- **TASK STATEMENT**: Reproduce the listing below word for word, with no pictures.

■ ■ ■

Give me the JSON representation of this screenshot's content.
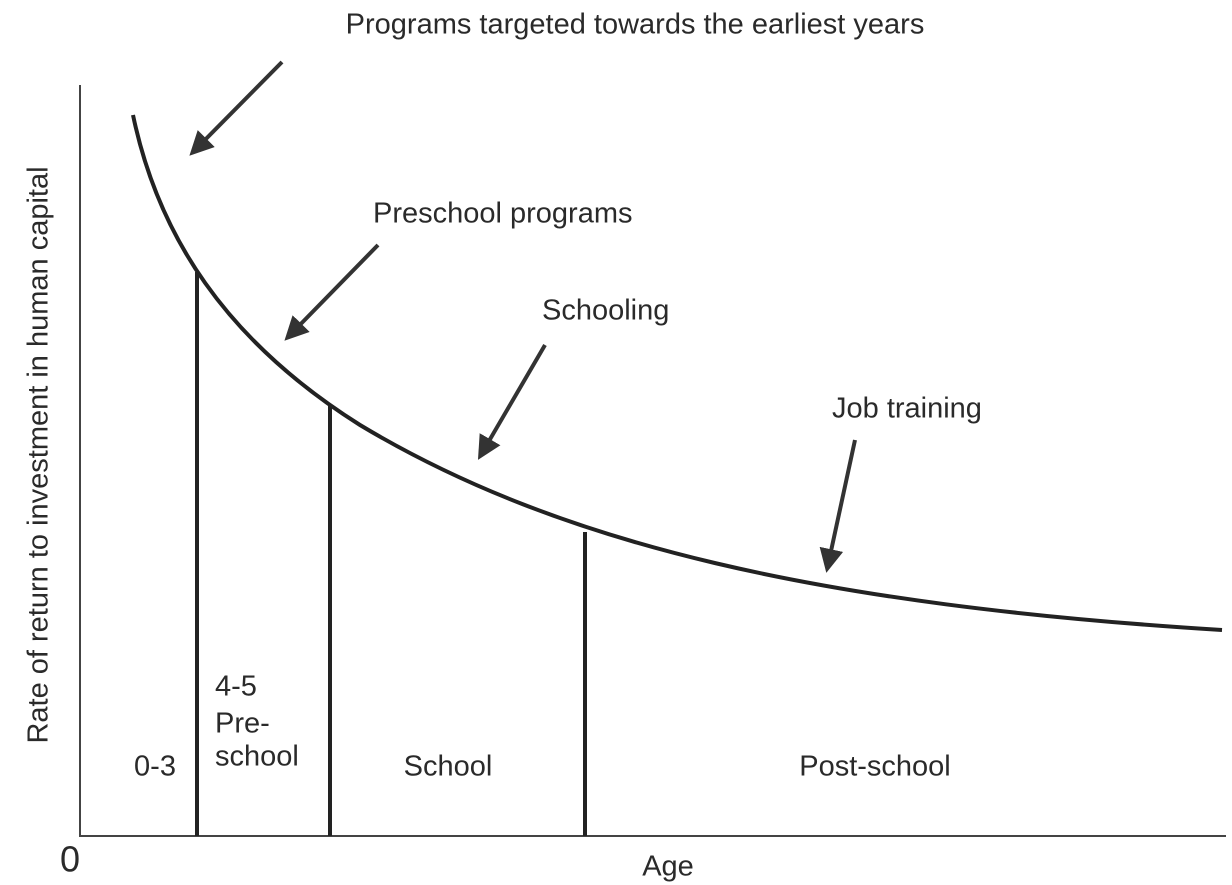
{
  "title": "Programs targeted towards the earliest years",
  "annotations": [
    "Preschool programs",
    "Schooling",
    "Job training"
  ],
  "y_axis_label": "Rate of return to investment in human capital",
  "x_axis_label": "Age",
  "origin_label": "0",
  "segments": [
    {
      "lines": [
        "0-3"
      ]
    },
    {
      "lines": [
        "4-5",
        "Pre-",
        "school"
      ]
    },
    {
      "lines": [
        "School"
      ]
    },
    {
      "lines": [
        "Post-school"
      ]
    }
  ]
}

■ ■ ■

- **ANSWER TO THIS EXERCISE**:
Give me the JSON representation of this screenshot's content.
{
  "title": "Programs targeted towards the earliest years",
  "annotations": [
    "Preschool programs",
    "Schooling",
    "Job training"
  ],
  "y_axis_label": "Rate of return to investment in human capital",
  "x_axis_label": "Age",
  "origin_label": "0",
  "segments": [
    {
      "lines": [
        "0-3"
      ]
    },
    {
      "lines": [
        "4-5",
        "Pre-",
        "school"
      ]
    },
    {
      "lines": [
        "School"
      ]
    },
    {
      "lines": [
        "Post-school"
      ]
    }
  ]
}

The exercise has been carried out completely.